## What you are asked to do
Can you copy every line of the listing below word for word, leaving out the pictures?

** Start Provided records **

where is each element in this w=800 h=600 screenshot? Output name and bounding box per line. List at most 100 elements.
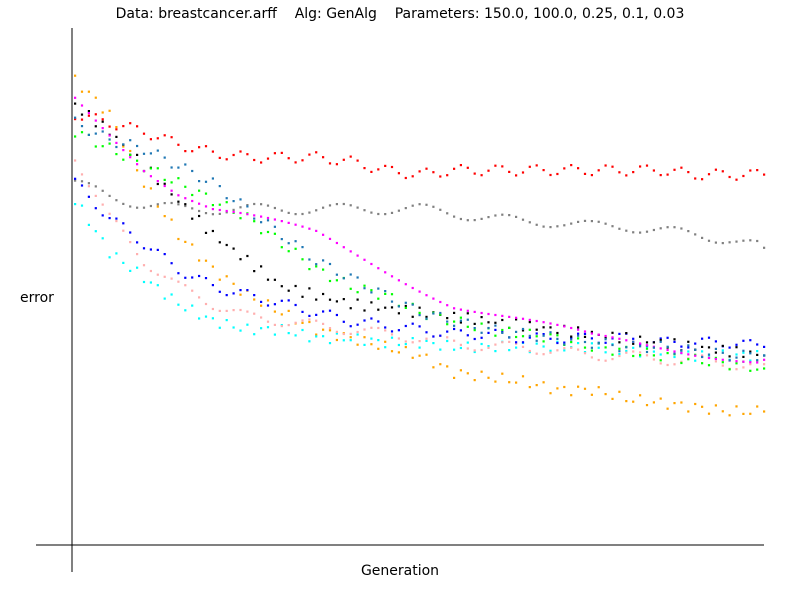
data-point xyxy=(87,223,90,226)
data-point xyxy=(528,334,531,337)
data-point xyxy=(280,238,283,241)
data-point xyxy=(425,315,428,318)
data-point xyxy=(80,204,84,207)
data-point xyxy=(625,229,628,232)
data-point xyxy=(632,342,635,345)
data-point xyxy=(453,215,456,218)
data-point xyxy=(508,315,511,318)
data-point xyxy=(115,128,118,131)
data-point xyxy=(101,214,104,217)
data-point xyxy=(273,206,276,210)
data-point xyxy=(301,328,304,332)
data-point xyxy=(363,319,366,322)
data-point xyxy=(115,220,118,223)
data-point xyxy=(342,332,345,336)
data-point xyxy=(549,349,552,352)
data-point xyxy=(632,171,635,174)
data-point xyxy=(156,284,159,287)
data-point xyxy=(191,207,194,210)
data-point xyxy=(349,336,352,339)
data-point xyxy=(480,331,483,334)
data-point xyxy=(294,303,297,307)
data-point xyxy=(404,346,407,349)
data-point xyxy=(170,189,173,192)
data-point xyxy=(156,137,159,140)
data-point xyxy=(370,262,373,266)
data-point xyxy=(570,341,573,344)
data-point xyxy=(260,203,263,206)
data-point xyxy=(301,321,304,324)
data-point xyxy=(639,351,642,354)
data-point xyxy=(618,341,621,344)
data-point xyxy=(446,339,449,343)
data-point xyxy=(666,345,669,348)
data-point xyxy=(473,172,476,175)
data-point xyxy=(418,170,421,173)
y-axis-label: error xyxy=(20,290,54,306)
data-point xyxy=(384,290,387,293)
data-point xyxy=(611,358,614,361)
data-point xyxy=(260,215,263,218)
data-point xyxy=(494,328,497,331)
data-point xyxy=(322,335,325,338)
data-point xyxy=(177,237,180,241)
data-point xyxy=(645,230,649,233)
data-point xyxy=(618,350,621,353)
data-point xyxy=(363,284,366,287)
data-point xyxy=(673,338,676,341)
data-point xyxy=(466,312,469,315)
data-point xyxy=(74,159,77,162)
data-point xyxy=(273,152,276,155)
data-point xyxy=(232,282,235,285)
data-point xyxy=(542,353,545,356)
data-point xyxy=(652,341,655,344)
data-point xyxy=(515,346,518,349)
data-point xyxy=(184,204,187,208)
data-point xyxy=(714,340,717,343)
data-point xyxy=(390,211,394,214)
data-point xyxy=(735,405,738,408)
data-point xyxy=(590,393,593,396)
data-point xyxy=(273,310,276,313)
data-point xyxy=(397,209,400,212)
data-point xyxy=(432,335,435,338)
data-point xyxy=(501,328,504,332)
data-point xyxy=(301,319,304,322)
data-point xyxy=(273,333,276,336)
data-point xyxy=(225,319,228,322)
data-point xyxy=(315,335,318,338)
data-point xyxy=(508,381,511,384)
data-point xyxy=(749,339,752,342)
data-point xyxy=(308,320,311,324)
data-point xyxy=(115,126,118,129)
data-point xyxy=(363,309,366,312)
data-point xyxy=(101,118,104,121)
data-point xyxy=(680,227,683,230)
data-point xyxy=(432,366,435,369)
data-point xyxy=(280,313,283,316)
data-point xyxy=(515,381,518,384)
data-point xyxy=(487,326,490,330)
data-point xyxy=(466,166,469,169)
data-point xyxy=(515,342,518,345)
data-point xyxy=(645,341,649,344)
data-point xyxy=(301,212,304,216)
data-point xyxy=(439,300,442,304)
data-points xyxy=(74,74,766,417)
data-point xyxy=(294,161,297,164)
data-point xyxy=(570,336,573,340)
data-point xyxy=(163,178,166,181)
data-point xyxy=(604,359,607,362)
data-point xyxy=(597,342,600,345)
data-point xyxy=(439,313,442,316)
data-point xyxy=(742,174,745,178)
data-point xyxy=(701,355,704,359)
data-point xyxy=(204,277,208,280)
data-point xyxy=(377,326,380,330)
data-point xyxy=(184,150,187,153)
data-point xyxy=(611,225,614,228)
data-point xyxy=(335,332,338,335)
data-point xyxy=(432,297,435,300)
data-point xyxy=(618,337,621,340)
data-point xyxy=(694,348,697,351)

** End Provided records **

## Complete response
where is each element in this w=800 h=600 screenshot? Output name and bounding box per line. List at most 100 elements.
data-point xyxy=(87,223,90,226)
data-point xyxy=(528,334,531,337)
data-point xyxy=(280,238,283,241)
data-point xyxy=(425,315,428,318)
data-point xyxy=(80,204,84,207)
data-point xyxy=(625,229,628,232)
data-point xyxy=(632,342,635,345)
data-point xyxy=(453,215,456,218)
data-point xyxy=(508,315,511,318)
data-point xyxy=(115,128,118,131)
data-point xyxy=(101,214,104,217)
data-point xyxy=(273,206,276,210)
data-point xyxy=(301,328,304,332)
data-point xyxy=(363,319,366,322)
data-point xyxy=(115,220,118,223)
data-point xyxy=(342,332,345,336)
data-point xyxy=(549,349,552,352)
data-point xyxy=(632,171,635,174)
data-point xyxy=(156,284,159,287)
data-point xyxy=(191,207,194,210)
data-point xyxy=(349,336,352,339)
data-point xyxy=(480,331,483,334)
data-point xyxy=(294,303,297,307)
data-point xyxy=(404,346,407,349)
data-point xyxy=(170,189,173,192)
data-point xyxy=(156,137,159,140)
data-point xyxy=(370,262,373,266)
data-point xyxy=(570,341,573,344)
data-point xyxy=(260,203,263,206)
data-point xyxy=(301,321,304,324)
data-point xyxy=(639,351,642,354)
data-point xyxy=(618,341,621,344)
data-point xyxy=(446,339,449,343)
data-point xyxy=(666,345,669,348)
data-point xyxy=(473,172,476,175)
data-point xyxy=(418,170,421,173)
y-axis-label: error xyxy=(20,290,54,306)
data-point xyxy=(384,290,387,293)
data-point xyxy=(611,358,614,361)
data-point xyxy=(260,215,263,218)
data-point xyxy=(494,328,497,331)
data-point xyxy=(322,335,325,338)
data-point xyxy=(177,237,180,241)
data-point xyxy=(645,230,649,233)
data-point xyxy=(618,350,621,353)
data-point xyxy=(363,284,366,287)
data-point xyxy=(673,338,676,341)
data-point xyxy=(466,312,469,315)
data-point xyxy=(74,159,77,162)
data-point xyxy=(273,152,276,155)
data-point xyxy=(232,282,235,285)
data-point xyxy=(542,353,545,356)
data-point xyxy=(652,341,655,344)
data-point xyxy=(515,346,518,349)
data-point xyxy=(184,204,187,208)
data-point xyxy=(714,340,717,343)
data-point xyxy=(390,211,394,214)
data-point xyxy=(735,405,738,408)
data-point xyxy=(590,393,593,396)
data-point xyxy=(273,310,276,313)
data-point xyxy=(397,209,400,212)
data-point xyxy=(432,335,435,338)
data-point xyxy=(501,328,504,332)
data-point xyxy=(301,319,304,322)
data-point xyxy=(273,333,276,336)
data-point xyxy=(225,319,228,322)
data-point xyxy=(315,335,318,338)
data-point xyxy=(508,381,511,384)
data-point xyxy=(749,339,752,342)
data-point xyxy=(308,320,311,324)
data-point xyxy=(115,126,118,129)
data-point xyxy=(363,309,366,312)
data-point xyxy=(101,118,104,121)
data-point xyxy=(680,227,683,230)
data-point xyxy=(432,366,435,369)
data-point xyxy=(280,313,283,316)
data-point xyxy=(515,381,518,384)
data-point xyxy=(487,326,490,330)
data-point xyxy=(466,166,469,169)
data-point xyxy=(515,342,518,345)
data-point xyxy=(645,341,649,344)
data-point xyxy=(301,212,304,216)
data-point xyxy=(439,300,442,304)
data-points xyxy=(74,74,766,417)
data-point xyxy=(294,161,297,164)
data-point xyxy=(570,336,573,340)
data-point xyxy=(163,178,166,181)
data-point xyxy=(604,359,607,362)
data-point xyxy=(597,342,600,345)
data-point xyxy=(439,313,442,316)
data-point xyxy=(742,174,745,178)
data-point xyxy=(701,355,704,359)
data-point xyxy=(204,277,208,280)
data-point xyxy=(377,326,380,330)
data-point xyxy=(184,150,187,153)
data-point xyxy=(611,225,614,228)
data-point xyxy=(335,332,338,335)
data-point xyxy=(432,297,435,300)
data-point xyxy=(618,337,621,340)
data-point xyxy=(694,348,697,351)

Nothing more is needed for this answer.